## Start DATA ENTRIES

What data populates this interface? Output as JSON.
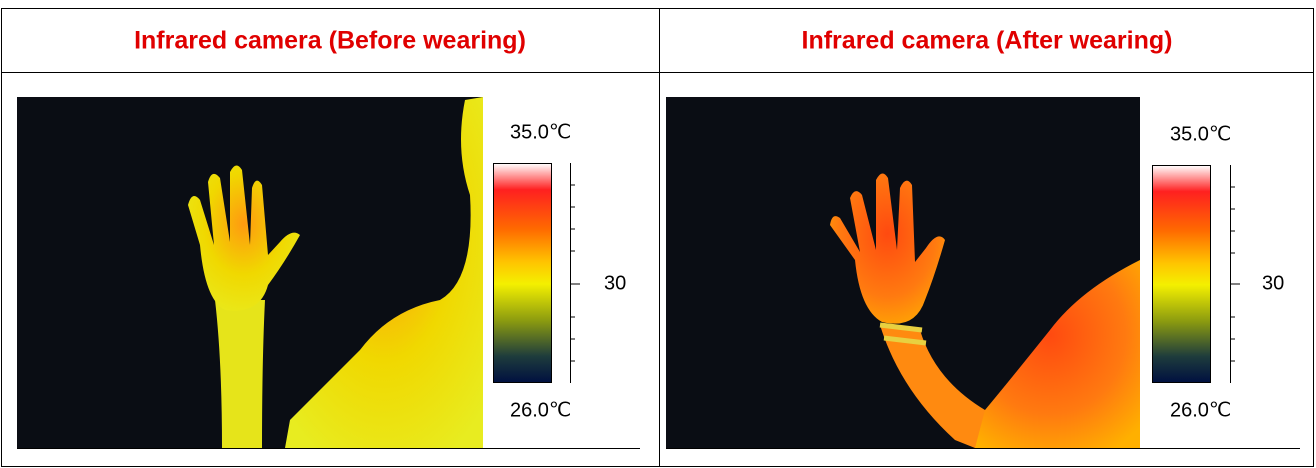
{
  "table": {
    "headers": [
      "Infrared camera (Before wearing)",
      "Infrared camera (After wearing)"
    ],
    "panels": [
      {
        "scale_max": "35.0℃",
        "scale_mid": "30",
        "scale_min": "26.0℃"
      },
      {
        "scale_max": "35.0℃",
        "scale_mid": "30",
        "scale_min": "26.0℃"
      }
    ]
  }
}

## End DATA ENTRIES

* [WORK INSTRUCTIONS]:
Pull out all lines containing the word "camera" from the entries above.

* [WORKED SOLUTION]:
      "Infrared camera (Before wearing)",
      "Infrared camera (After wearing)"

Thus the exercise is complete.